Collected data entries
------------------------------------------------------------

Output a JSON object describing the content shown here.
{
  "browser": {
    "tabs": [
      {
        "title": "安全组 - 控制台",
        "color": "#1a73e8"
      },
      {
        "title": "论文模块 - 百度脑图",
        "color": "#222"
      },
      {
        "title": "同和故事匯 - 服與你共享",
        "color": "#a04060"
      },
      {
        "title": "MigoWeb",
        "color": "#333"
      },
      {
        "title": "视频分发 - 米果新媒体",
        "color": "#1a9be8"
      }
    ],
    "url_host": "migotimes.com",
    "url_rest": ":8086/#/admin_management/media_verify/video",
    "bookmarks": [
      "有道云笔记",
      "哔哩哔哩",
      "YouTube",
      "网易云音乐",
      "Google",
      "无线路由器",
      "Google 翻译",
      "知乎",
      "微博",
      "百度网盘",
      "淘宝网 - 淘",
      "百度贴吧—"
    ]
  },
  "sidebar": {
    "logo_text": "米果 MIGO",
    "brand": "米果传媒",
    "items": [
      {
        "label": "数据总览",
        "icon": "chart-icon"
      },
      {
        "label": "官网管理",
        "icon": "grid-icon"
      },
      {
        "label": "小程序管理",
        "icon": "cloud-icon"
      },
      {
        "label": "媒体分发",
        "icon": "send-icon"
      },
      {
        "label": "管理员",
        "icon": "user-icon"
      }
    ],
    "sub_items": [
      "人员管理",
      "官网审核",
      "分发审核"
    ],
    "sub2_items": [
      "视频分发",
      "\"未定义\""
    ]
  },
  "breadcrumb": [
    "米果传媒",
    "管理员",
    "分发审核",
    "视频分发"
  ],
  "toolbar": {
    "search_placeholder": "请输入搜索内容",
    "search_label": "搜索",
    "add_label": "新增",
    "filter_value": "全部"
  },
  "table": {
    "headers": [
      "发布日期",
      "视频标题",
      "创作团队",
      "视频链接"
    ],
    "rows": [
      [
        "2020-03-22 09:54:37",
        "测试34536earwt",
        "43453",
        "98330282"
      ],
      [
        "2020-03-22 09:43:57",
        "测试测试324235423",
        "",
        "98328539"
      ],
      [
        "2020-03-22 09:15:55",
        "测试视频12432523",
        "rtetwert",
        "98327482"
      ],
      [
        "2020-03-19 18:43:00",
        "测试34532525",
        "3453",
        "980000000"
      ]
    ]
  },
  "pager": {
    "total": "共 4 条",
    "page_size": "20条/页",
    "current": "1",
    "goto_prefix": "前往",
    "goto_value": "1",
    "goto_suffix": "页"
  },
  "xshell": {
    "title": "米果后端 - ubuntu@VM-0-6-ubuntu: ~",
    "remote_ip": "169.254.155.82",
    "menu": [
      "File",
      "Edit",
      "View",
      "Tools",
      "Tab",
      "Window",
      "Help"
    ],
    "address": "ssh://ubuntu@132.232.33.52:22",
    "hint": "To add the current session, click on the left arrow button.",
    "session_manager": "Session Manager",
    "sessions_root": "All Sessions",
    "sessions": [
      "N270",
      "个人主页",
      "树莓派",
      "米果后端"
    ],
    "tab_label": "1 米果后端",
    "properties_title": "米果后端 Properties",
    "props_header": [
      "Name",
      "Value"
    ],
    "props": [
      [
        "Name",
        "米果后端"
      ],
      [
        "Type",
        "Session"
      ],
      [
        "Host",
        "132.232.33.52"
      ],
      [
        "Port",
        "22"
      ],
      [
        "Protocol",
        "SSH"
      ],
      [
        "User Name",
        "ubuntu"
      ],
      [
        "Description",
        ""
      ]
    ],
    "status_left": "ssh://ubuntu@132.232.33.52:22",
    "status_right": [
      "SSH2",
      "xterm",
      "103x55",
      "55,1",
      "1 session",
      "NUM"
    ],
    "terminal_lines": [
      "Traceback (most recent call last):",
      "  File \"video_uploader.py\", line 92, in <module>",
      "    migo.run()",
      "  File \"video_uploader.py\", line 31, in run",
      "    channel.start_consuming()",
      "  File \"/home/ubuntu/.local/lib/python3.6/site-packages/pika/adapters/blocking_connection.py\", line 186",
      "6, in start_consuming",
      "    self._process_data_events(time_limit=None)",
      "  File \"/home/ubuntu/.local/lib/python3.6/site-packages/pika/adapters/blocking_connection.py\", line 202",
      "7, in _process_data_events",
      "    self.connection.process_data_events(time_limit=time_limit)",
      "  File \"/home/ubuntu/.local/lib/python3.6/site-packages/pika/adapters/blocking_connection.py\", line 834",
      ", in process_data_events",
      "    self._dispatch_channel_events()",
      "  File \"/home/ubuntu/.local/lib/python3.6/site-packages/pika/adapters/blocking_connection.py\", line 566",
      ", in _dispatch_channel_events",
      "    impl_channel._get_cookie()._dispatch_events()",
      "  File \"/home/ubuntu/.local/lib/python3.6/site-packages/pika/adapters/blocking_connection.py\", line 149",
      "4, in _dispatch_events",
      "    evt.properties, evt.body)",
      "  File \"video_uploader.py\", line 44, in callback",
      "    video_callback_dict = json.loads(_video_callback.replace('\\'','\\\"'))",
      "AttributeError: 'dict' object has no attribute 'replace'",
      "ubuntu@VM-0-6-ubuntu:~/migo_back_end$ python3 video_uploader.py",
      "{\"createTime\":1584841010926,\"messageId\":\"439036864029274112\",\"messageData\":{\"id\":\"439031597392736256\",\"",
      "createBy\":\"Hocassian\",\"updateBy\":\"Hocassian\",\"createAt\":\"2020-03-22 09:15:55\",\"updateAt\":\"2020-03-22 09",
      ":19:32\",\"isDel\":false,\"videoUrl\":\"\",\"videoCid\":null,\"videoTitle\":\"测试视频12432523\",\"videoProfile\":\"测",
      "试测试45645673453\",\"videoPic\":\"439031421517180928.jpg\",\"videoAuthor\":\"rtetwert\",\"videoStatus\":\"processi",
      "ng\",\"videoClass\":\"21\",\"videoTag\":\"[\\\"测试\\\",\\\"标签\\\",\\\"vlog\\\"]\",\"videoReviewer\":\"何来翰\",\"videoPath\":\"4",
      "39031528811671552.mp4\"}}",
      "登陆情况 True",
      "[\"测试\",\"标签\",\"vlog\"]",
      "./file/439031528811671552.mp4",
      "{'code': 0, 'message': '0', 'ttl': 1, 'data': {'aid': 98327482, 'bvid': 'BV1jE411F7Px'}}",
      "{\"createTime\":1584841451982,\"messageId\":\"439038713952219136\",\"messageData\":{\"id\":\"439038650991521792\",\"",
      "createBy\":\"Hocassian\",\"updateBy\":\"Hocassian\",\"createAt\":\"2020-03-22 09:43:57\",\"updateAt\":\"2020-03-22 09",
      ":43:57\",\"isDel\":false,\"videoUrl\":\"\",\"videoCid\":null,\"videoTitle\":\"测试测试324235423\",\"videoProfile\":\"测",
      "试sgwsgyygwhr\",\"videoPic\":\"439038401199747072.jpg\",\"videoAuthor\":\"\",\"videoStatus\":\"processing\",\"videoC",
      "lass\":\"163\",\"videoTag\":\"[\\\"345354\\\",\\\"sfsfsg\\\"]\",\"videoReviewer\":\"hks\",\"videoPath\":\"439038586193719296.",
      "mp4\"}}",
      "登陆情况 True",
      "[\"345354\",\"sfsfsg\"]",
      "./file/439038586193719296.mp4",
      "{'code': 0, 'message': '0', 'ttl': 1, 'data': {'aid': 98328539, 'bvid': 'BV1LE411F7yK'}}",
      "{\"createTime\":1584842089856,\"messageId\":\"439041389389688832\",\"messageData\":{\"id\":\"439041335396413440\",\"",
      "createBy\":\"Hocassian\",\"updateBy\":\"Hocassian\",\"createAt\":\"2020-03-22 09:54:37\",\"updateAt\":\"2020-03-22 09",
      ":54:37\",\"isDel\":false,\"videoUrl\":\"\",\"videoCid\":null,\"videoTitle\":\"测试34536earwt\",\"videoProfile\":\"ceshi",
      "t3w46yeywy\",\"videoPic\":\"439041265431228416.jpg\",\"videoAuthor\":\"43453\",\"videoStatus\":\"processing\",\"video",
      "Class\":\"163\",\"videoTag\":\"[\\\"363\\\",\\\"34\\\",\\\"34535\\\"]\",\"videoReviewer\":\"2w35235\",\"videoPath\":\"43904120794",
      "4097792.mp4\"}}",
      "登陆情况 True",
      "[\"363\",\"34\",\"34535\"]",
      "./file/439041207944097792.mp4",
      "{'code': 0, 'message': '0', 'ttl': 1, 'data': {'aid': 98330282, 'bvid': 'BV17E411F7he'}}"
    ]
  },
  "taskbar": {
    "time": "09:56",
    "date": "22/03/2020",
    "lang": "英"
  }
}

------------------------------------------------------------

(WORK REQUIRED):
Pull out each line containing the word "createAt" and copy it.

(IN RESPONSE):
      "createBy\":\"Hocassian\",\"updateBy\":\"Hocassian\",\"createAt\":\"2020-03-22 09:15:55\",\"updateAt\":\"2020-03-22 09",
      "createBy\":\"Hocassian\",\"updateBy\":\"Hocassian\",\"createAt\":\"2020-03-22 09:43:57\",\"updateAt\":\"2020-03-22 09",
      "createBy\":\"Hocassian\",\"updateBy\":\"Hocassian\",\"createAt\":\"2020-03-22 09:54:37\",\"updateAt\":\"2020-03-22 09",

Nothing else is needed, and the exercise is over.